Pick every line with "color" from the material below.

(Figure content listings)
════════

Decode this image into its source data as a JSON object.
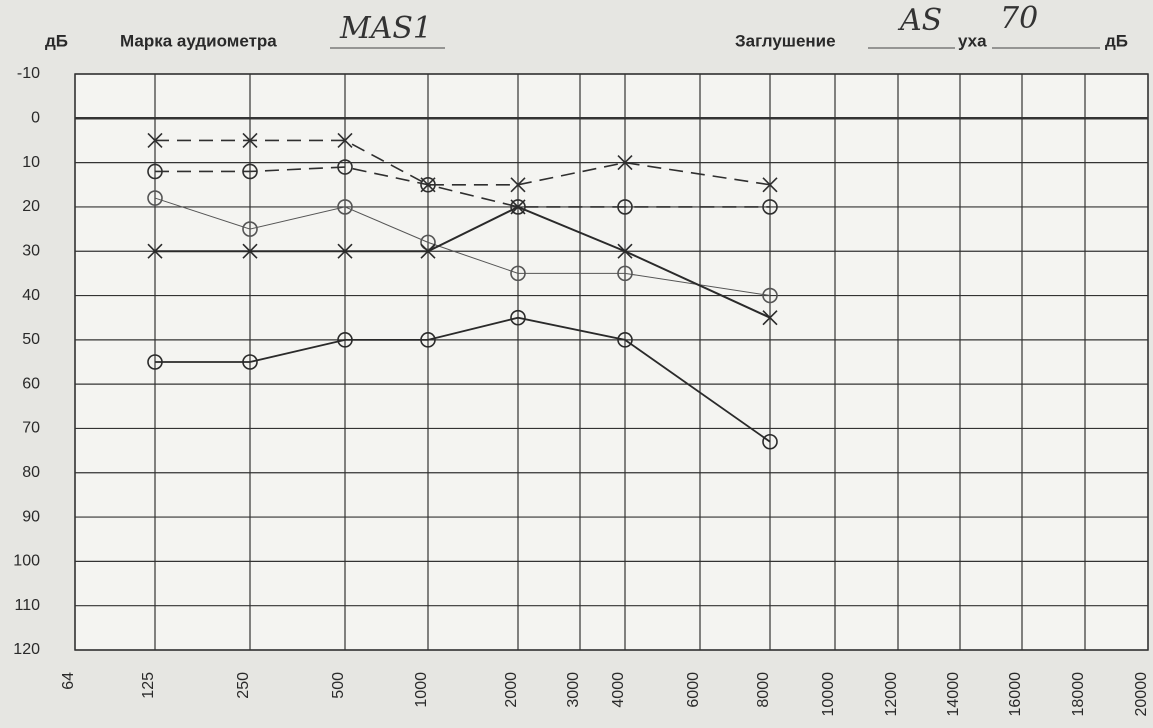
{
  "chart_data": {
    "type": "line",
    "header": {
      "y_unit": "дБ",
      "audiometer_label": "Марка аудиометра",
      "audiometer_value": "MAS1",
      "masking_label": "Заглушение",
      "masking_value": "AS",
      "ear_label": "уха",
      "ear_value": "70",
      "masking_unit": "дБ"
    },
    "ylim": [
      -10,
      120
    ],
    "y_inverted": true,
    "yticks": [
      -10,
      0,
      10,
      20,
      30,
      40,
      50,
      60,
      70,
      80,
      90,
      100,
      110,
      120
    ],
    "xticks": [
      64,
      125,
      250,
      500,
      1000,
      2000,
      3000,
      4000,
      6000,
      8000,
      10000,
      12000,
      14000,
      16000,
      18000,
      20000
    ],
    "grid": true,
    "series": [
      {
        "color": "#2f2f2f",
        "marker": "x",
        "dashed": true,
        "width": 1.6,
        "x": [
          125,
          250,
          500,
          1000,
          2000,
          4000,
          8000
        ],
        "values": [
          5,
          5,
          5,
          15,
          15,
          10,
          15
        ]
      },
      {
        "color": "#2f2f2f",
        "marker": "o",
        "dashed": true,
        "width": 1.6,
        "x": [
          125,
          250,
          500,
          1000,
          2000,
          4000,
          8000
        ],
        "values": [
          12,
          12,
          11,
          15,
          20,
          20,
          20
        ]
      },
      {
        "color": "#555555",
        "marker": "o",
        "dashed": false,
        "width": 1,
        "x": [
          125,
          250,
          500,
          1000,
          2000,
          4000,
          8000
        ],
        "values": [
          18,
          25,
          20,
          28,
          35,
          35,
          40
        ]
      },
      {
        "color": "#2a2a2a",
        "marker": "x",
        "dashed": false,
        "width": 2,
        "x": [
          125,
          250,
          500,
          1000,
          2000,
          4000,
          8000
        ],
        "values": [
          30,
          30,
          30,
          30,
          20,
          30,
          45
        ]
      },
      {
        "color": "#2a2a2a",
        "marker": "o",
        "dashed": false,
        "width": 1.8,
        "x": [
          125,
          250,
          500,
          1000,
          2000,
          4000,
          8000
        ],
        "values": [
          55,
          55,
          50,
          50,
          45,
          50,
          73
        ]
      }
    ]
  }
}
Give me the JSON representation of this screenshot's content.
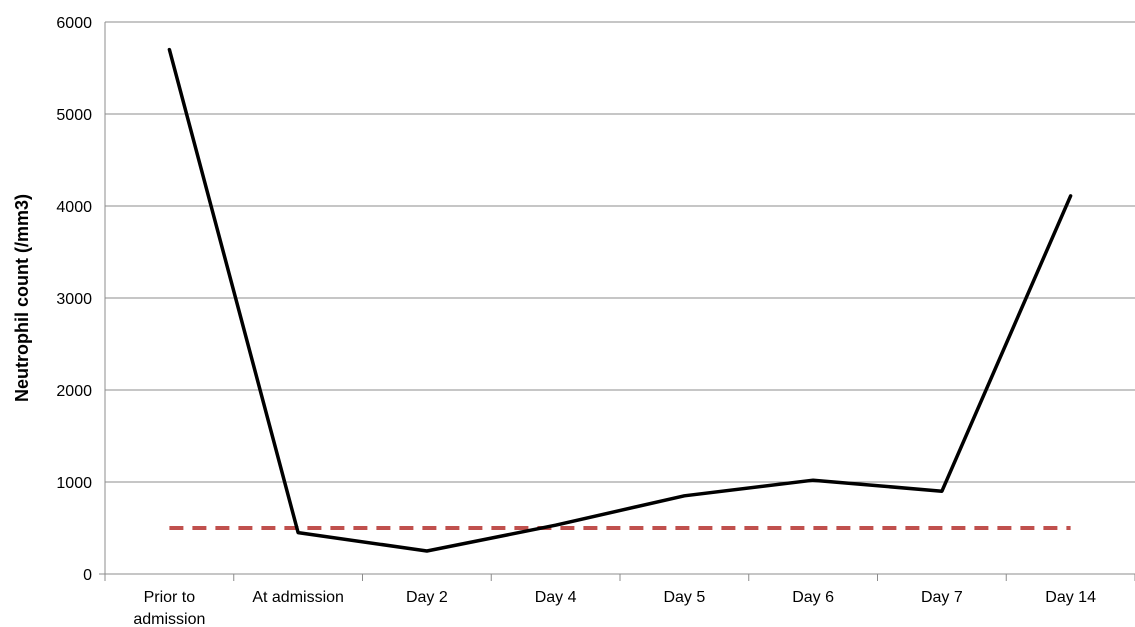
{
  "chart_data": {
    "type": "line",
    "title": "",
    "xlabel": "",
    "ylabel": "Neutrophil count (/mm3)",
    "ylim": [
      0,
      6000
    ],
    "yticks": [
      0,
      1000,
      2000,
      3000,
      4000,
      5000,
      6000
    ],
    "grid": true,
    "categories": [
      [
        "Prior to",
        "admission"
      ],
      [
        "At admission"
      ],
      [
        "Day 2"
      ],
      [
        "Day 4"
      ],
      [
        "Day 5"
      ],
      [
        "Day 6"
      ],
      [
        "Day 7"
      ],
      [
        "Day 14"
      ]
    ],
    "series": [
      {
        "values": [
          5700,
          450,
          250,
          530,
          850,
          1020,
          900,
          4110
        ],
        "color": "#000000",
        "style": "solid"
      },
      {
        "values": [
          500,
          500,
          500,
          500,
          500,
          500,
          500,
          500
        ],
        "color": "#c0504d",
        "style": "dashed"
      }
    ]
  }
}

════════

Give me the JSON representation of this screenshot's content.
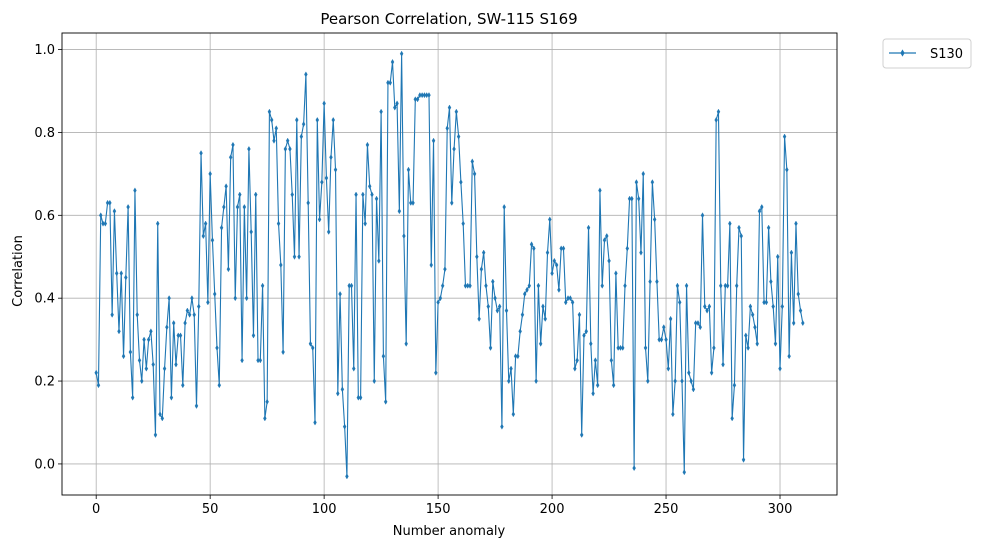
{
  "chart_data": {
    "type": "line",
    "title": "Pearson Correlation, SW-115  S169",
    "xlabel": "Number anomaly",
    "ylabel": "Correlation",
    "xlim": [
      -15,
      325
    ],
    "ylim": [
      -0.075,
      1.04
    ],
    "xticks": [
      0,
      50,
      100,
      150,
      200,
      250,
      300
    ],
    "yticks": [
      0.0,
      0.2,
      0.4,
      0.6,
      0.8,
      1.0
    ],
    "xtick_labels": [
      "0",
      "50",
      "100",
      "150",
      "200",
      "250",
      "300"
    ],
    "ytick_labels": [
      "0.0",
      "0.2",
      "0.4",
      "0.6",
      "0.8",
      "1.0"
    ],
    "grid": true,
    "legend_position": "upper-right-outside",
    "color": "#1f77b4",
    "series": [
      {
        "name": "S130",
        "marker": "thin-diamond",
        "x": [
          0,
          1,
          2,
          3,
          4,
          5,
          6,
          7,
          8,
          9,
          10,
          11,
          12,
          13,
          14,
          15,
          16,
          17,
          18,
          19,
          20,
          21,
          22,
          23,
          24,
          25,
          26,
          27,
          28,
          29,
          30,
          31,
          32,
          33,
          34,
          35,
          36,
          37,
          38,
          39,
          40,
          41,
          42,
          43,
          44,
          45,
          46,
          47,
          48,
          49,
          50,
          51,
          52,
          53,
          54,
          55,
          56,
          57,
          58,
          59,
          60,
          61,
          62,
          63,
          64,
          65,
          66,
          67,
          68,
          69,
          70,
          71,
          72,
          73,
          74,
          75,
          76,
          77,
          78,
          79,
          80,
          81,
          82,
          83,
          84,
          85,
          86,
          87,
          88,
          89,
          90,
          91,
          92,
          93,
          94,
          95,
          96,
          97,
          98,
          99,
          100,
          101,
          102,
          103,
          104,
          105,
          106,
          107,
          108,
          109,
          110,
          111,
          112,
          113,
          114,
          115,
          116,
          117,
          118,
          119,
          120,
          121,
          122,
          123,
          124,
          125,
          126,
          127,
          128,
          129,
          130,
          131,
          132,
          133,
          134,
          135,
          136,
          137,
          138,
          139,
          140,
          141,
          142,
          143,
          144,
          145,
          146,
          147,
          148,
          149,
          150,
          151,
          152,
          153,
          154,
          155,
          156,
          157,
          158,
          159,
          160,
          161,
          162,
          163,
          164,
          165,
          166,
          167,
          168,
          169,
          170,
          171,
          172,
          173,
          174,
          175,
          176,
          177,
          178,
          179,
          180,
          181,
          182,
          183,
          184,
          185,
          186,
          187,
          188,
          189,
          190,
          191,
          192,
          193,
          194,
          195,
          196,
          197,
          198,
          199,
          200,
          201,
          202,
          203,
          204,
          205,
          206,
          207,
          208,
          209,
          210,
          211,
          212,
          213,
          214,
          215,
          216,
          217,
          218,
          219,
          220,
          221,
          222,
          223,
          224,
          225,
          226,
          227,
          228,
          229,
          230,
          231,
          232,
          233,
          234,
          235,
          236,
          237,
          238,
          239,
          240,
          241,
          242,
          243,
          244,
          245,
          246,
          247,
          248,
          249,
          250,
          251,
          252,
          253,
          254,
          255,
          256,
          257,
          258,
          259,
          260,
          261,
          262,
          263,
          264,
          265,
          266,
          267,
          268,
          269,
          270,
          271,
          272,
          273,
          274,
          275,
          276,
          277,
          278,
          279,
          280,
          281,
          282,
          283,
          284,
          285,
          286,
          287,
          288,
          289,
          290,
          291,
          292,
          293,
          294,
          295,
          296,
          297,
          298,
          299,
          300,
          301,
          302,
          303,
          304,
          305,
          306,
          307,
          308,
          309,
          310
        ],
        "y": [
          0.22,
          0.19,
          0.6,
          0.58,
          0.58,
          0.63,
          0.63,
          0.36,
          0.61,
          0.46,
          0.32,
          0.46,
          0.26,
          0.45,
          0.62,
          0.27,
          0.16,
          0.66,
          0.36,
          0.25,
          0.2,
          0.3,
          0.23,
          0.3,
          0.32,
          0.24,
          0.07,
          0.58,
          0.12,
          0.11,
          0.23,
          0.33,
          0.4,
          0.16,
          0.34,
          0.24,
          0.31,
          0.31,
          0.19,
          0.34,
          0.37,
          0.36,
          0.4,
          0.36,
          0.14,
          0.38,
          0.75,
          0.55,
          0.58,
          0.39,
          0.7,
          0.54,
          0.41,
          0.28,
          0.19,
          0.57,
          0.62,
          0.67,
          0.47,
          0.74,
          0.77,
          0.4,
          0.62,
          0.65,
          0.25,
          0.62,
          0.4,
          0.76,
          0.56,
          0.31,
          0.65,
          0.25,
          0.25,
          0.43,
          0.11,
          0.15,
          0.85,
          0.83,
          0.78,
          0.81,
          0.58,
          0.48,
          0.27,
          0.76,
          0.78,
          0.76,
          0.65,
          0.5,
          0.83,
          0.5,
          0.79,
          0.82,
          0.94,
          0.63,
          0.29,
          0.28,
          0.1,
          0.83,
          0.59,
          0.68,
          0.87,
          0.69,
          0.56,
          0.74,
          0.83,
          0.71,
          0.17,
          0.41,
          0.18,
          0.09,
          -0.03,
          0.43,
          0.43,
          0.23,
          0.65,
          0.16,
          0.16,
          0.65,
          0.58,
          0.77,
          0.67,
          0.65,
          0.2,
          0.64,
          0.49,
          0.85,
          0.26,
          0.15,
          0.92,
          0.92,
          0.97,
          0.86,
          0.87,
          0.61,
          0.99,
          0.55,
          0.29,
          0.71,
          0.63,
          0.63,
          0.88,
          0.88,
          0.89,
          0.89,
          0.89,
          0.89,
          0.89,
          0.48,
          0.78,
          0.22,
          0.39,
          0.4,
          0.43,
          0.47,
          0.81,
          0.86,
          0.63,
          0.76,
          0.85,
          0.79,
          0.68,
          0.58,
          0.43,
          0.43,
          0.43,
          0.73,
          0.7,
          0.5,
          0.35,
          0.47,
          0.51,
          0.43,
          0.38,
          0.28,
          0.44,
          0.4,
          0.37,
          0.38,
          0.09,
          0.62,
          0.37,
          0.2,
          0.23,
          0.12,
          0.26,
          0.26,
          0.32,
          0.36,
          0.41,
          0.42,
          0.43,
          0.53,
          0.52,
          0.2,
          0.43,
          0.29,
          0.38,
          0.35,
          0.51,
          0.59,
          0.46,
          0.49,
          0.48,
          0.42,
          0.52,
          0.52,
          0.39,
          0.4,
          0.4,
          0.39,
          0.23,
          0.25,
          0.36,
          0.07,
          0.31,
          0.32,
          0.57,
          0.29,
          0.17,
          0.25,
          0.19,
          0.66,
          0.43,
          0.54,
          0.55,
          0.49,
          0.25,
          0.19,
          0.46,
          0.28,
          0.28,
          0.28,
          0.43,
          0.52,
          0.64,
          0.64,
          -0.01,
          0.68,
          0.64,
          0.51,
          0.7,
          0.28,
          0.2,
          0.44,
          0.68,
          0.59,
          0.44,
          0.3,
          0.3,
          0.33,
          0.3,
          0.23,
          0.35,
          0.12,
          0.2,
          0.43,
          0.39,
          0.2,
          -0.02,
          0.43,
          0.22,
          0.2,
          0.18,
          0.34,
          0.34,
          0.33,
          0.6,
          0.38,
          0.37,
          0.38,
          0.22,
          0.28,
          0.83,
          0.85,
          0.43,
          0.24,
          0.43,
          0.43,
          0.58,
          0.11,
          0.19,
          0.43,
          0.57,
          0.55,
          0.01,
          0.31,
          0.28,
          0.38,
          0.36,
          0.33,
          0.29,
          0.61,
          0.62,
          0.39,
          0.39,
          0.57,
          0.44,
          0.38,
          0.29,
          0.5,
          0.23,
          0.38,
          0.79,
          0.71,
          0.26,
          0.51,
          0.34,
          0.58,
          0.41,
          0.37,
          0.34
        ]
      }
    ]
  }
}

════════

> Finished answer
        "color": "#2f2f2f",
        "color": "#2f2f2f",
        "color": "#555555",
        "color": "#2a2a2a",
        "color": "#2a2a2a",
        "color": "#000000",
        "color": "#c0504d",
    "color": "#1f77b4",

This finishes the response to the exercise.